▸ Directions for this task
From the data that follows, copy every line holding the string "content".

▸ Data lines
....

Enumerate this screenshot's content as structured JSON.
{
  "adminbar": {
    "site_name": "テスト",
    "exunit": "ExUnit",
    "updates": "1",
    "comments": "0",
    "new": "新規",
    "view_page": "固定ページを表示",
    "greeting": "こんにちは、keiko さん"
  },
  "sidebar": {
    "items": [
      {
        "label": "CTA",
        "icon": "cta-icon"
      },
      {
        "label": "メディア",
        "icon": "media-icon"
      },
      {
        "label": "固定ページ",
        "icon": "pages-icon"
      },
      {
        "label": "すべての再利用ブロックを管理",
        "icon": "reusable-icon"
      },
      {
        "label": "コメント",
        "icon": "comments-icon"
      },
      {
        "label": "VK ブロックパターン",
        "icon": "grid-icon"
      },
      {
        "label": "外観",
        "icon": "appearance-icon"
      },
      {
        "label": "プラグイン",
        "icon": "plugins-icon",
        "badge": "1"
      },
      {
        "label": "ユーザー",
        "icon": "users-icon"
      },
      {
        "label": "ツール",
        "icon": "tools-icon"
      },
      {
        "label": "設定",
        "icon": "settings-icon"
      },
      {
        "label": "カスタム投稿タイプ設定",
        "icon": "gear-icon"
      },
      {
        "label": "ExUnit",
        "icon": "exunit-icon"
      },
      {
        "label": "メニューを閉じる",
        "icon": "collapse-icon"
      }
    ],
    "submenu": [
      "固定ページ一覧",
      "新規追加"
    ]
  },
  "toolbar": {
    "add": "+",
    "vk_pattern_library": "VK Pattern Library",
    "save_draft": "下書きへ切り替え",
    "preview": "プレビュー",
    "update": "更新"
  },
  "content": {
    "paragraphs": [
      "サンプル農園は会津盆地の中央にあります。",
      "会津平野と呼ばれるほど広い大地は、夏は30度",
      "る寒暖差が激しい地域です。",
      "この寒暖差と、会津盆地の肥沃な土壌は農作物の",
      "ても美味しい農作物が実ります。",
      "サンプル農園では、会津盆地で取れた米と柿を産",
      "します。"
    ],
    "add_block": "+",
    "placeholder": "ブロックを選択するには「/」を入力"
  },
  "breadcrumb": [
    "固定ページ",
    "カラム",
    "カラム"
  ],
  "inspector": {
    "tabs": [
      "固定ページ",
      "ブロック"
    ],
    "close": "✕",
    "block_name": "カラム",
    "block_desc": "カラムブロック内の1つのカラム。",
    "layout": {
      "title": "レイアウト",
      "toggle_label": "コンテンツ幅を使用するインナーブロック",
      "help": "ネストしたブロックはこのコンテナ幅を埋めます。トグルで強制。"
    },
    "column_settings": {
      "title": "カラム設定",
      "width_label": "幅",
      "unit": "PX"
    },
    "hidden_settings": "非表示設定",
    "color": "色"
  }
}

....

▸ Result
Enumerate this screenshot's content as structured JSON.
  "content": {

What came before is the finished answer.